[Work instructions]:
Collect every line that includes the string "Happiness".

[Records]:

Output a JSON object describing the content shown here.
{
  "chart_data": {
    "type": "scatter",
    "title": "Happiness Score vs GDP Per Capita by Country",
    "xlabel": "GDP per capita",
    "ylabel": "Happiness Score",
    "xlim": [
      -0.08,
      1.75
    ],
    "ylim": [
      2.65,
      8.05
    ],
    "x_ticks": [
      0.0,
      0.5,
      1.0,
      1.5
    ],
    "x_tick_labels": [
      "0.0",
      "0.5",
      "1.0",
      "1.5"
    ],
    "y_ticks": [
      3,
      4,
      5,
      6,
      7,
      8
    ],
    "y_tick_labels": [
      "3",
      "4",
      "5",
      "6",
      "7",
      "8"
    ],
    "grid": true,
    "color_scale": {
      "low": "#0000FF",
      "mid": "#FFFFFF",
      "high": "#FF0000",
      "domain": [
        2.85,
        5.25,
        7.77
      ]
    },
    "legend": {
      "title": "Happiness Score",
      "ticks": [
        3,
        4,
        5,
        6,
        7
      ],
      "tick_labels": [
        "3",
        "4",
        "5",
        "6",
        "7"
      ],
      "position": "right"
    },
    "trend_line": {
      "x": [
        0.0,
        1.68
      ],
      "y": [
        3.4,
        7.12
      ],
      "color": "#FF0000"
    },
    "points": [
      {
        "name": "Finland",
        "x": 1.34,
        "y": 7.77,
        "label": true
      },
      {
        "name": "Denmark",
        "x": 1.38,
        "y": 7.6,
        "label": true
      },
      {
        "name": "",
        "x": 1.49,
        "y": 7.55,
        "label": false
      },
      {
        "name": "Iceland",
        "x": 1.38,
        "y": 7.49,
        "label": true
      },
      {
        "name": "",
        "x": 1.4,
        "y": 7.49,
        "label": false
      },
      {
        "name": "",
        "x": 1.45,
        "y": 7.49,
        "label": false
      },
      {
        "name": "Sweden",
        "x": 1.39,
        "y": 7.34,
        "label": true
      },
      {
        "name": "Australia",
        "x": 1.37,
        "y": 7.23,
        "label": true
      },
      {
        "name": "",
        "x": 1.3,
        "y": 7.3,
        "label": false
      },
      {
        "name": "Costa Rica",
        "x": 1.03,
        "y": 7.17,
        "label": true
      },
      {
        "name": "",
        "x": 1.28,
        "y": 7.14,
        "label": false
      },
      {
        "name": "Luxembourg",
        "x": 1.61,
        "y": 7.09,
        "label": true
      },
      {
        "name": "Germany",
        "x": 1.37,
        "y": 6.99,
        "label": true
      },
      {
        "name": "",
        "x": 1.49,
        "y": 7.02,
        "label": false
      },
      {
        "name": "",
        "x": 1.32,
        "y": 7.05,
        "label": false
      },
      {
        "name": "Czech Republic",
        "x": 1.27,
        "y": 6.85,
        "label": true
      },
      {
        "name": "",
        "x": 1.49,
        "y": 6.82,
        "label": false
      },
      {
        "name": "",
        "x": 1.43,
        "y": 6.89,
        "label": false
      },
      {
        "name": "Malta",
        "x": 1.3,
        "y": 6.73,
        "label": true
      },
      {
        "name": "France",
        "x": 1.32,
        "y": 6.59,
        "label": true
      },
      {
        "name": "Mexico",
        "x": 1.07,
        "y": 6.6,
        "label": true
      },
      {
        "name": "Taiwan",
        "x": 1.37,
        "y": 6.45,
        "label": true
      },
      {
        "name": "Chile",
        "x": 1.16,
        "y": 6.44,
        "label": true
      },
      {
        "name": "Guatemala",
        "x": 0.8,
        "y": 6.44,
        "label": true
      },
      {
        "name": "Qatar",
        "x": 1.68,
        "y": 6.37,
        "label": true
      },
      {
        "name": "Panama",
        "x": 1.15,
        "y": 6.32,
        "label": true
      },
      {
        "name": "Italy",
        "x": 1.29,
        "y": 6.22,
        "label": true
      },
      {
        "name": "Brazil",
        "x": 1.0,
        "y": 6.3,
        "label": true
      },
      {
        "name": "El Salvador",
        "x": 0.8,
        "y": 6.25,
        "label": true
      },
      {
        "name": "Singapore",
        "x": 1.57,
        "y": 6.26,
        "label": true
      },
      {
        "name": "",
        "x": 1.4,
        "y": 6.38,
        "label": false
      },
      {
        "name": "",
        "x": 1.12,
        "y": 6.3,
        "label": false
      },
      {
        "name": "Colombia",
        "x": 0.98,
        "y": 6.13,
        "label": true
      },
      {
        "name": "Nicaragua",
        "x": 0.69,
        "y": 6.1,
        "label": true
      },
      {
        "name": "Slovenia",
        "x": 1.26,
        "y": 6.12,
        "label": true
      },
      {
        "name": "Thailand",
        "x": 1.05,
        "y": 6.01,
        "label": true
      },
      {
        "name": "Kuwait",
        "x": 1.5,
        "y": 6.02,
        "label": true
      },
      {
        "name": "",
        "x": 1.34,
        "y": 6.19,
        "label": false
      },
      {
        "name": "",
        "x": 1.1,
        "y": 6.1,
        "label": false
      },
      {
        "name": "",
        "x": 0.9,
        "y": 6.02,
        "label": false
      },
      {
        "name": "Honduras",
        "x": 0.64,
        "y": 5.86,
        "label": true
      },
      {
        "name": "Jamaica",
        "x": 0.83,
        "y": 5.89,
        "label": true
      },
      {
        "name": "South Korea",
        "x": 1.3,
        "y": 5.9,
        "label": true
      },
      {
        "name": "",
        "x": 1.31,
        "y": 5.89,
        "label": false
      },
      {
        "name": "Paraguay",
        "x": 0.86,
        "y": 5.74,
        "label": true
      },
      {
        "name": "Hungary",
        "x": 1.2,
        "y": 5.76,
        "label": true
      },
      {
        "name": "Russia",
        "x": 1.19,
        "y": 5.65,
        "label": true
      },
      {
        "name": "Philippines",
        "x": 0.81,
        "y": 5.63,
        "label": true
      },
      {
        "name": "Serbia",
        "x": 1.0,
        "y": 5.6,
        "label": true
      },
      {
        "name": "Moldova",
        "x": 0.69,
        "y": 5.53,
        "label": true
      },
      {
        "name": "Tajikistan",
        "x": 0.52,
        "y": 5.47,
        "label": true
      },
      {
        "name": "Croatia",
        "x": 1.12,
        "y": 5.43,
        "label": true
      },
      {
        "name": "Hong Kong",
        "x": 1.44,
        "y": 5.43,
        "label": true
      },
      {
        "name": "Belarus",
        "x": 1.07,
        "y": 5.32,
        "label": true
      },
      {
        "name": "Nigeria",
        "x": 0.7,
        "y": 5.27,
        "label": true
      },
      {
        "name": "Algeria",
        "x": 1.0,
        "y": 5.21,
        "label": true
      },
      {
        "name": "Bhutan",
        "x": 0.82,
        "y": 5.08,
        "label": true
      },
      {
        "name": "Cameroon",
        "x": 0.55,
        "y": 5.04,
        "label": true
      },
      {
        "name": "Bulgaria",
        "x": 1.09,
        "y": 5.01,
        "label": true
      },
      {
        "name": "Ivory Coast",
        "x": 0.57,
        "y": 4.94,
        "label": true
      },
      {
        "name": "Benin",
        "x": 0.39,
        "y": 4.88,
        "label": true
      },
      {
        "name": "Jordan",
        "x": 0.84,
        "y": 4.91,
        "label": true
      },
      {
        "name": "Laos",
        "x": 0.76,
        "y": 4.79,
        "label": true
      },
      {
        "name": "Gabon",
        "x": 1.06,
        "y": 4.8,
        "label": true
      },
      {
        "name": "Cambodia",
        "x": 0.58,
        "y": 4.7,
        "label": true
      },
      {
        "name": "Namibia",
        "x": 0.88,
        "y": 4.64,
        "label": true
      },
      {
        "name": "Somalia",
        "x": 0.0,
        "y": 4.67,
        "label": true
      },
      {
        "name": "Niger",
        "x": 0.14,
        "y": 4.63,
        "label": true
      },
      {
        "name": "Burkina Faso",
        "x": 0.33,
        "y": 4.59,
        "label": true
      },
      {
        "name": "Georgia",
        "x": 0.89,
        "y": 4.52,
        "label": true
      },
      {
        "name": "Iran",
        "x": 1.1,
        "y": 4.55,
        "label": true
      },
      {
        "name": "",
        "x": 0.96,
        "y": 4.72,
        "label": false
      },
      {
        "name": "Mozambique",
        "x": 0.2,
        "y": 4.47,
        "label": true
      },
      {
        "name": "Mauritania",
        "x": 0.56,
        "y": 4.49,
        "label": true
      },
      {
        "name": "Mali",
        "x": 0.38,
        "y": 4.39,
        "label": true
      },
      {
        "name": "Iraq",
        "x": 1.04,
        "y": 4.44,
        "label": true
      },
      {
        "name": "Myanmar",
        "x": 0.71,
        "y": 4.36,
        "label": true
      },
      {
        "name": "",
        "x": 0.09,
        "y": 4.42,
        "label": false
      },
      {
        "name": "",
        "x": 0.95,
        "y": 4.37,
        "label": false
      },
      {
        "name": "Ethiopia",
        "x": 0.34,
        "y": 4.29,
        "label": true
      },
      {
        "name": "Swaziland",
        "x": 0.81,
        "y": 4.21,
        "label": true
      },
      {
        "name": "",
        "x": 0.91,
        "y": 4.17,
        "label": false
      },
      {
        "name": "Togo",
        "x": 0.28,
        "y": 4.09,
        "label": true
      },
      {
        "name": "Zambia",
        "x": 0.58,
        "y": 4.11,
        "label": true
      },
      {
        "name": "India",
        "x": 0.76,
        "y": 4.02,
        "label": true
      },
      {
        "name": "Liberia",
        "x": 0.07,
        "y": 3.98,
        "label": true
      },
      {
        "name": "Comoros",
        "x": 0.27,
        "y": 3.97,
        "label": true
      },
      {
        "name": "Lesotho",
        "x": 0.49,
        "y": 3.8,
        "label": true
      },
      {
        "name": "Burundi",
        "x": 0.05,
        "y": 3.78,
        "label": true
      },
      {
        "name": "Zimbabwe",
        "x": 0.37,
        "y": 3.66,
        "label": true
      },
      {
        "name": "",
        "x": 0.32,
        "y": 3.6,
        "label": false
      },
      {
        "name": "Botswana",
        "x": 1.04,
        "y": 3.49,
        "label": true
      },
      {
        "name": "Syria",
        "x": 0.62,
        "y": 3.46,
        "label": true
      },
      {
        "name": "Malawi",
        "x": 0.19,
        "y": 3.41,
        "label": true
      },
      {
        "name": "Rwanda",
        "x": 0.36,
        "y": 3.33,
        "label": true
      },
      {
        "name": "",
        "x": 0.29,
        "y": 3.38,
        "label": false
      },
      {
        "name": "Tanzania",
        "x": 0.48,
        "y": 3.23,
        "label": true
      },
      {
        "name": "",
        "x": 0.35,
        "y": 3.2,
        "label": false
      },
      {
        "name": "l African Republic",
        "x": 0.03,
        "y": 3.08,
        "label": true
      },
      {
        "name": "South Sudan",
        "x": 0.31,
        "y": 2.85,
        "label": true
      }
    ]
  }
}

[Full response]:
    "title": "Happiness Score vs GDP Per Capita by Country",
    "ylabel": "Happiness Score",
      "title": "Happiness Score",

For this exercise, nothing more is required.